TASK OBJECTIVE =>
Copy out every line that contains the word "legend".

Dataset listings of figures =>
+ + + +
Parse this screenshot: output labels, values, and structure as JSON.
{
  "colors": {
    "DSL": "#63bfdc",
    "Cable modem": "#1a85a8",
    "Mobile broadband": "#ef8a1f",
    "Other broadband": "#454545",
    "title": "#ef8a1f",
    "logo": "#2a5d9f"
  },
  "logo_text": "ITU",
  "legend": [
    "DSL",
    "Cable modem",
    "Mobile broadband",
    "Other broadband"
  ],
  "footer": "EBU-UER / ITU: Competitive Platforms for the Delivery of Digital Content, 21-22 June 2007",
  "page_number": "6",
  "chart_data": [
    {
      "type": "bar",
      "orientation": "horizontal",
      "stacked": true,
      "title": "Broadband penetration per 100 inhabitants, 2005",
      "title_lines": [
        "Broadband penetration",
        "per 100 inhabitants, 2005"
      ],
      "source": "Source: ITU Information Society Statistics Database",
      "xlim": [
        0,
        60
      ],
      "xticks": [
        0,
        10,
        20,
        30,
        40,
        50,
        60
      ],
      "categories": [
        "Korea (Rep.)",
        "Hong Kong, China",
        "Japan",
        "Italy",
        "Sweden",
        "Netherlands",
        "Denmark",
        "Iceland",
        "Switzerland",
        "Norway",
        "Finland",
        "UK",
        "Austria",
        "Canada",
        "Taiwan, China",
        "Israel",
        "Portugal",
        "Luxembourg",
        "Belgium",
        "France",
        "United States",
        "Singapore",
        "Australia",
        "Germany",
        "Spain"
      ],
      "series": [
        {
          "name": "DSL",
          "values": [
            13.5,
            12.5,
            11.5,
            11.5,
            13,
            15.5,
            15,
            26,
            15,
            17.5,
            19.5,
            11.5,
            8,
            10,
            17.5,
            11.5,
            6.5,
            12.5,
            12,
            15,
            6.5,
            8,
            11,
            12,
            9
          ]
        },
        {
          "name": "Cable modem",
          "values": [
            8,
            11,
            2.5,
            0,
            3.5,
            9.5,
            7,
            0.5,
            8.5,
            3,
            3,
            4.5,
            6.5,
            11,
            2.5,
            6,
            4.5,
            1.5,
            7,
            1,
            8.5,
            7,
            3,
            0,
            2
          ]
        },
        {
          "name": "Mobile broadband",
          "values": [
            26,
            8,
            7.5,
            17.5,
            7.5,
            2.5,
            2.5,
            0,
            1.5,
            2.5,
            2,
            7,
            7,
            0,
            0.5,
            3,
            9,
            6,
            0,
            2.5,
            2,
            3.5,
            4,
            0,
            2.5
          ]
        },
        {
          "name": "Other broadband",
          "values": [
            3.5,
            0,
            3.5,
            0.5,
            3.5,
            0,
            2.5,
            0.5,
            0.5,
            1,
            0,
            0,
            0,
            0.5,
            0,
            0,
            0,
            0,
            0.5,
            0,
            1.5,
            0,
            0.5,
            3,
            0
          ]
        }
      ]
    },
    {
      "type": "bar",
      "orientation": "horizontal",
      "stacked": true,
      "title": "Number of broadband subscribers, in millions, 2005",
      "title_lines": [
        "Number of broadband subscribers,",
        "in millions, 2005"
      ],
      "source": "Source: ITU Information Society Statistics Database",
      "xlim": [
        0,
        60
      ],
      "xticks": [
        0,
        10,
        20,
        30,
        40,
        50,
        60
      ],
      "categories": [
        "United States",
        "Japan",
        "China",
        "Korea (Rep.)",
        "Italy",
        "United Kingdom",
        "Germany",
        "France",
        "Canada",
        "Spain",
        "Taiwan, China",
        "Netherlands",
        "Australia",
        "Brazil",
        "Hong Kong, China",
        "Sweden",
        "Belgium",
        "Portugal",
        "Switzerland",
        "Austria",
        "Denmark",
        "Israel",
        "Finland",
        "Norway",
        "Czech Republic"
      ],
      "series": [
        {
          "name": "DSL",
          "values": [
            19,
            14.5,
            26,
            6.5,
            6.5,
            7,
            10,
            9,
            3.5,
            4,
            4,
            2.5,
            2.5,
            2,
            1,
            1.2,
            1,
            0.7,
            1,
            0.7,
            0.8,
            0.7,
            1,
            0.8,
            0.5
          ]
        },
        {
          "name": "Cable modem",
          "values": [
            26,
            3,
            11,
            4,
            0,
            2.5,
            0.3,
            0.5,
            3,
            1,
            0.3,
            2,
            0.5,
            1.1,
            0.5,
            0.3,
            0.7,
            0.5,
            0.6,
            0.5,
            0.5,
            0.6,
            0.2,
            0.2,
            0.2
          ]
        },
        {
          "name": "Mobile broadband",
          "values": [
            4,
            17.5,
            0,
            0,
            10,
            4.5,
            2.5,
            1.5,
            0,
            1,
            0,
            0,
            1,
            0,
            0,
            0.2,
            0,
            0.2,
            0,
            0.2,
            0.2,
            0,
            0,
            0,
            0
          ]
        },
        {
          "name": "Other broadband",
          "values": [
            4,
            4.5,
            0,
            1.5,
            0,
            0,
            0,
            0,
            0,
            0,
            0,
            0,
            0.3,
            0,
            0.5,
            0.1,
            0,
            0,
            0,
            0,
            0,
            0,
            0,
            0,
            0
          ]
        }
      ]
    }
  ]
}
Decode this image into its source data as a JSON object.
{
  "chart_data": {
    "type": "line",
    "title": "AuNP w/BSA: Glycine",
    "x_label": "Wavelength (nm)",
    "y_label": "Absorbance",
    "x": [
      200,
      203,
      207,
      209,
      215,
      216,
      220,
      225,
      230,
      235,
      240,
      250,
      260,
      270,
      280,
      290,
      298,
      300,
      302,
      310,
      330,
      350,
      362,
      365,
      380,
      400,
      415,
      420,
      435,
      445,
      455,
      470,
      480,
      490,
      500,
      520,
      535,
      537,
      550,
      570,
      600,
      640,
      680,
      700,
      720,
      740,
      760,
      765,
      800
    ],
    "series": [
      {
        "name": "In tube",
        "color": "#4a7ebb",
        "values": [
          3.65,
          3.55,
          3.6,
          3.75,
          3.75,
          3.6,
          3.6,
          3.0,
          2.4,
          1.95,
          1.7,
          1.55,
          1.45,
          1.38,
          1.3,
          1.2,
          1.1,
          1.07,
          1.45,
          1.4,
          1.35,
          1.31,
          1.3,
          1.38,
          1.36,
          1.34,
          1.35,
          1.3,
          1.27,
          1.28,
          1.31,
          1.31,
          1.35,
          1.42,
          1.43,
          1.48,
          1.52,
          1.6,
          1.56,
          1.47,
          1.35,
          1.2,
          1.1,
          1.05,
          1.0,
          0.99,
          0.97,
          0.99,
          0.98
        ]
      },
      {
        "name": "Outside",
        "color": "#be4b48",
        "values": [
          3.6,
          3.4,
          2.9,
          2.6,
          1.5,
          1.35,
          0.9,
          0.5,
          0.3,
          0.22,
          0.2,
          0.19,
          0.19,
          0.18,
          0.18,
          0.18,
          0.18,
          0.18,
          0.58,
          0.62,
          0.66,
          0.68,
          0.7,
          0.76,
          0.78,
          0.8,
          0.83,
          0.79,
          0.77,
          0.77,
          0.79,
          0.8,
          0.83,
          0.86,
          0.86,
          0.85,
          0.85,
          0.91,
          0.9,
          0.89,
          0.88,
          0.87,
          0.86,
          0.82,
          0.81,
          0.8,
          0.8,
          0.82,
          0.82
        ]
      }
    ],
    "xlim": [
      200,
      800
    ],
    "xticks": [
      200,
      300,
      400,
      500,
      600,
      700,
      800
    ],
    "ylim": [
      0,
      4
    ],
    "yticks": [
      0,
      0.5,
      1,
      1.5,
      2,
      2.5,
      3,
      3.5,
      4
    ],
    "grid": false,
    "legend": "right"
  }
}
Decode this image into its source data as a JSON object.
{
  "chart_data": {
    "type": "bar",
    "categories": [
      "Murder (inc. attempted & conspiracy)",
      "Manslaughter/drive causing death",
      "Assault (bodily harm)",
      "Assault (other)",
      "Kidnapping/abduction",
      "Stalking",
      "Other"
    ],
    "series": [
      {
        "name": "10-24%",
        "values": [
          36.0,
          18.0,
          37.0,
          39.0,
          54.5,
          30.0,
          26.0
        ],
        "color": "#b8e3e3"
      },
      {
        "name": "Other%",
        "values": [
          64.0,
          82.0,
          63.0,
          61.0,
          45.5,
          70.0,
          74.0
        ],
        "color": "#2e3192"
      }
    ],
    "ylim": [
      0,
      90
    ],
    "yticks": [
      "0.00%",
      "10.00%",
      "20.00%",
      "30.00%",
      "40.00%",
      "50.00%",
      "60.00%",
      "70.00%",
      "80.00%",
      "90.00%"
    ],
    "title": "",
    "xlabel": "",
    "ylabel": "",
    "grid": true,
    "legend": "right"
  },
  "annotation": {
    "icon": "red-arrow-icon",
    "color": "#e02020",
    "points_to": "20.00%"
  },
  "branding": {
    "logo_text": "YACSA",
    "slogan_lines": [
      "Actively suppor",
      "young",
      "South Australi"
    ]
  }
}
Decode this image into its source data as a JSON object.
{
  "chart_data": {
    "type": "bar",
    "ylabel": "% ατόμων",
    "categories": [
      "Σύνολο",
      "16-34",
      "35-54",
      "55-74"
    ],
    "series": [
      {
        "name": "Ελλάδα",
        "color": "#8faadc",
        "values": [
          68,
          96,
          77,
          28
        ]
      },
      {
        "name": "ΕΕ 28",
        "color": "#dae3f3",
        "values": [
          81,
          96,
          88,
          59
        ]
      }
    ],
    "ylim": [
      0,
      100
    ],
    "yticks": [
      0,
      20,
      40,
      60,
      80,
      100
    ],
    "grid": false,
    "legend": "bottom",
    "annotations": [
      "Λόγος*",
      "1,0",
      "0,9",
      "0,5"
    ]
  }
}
+ + + +
TASK RESULT =>
  "legend": [
    "legend": "right"
    "legend": "right"
    "legend": "bottom",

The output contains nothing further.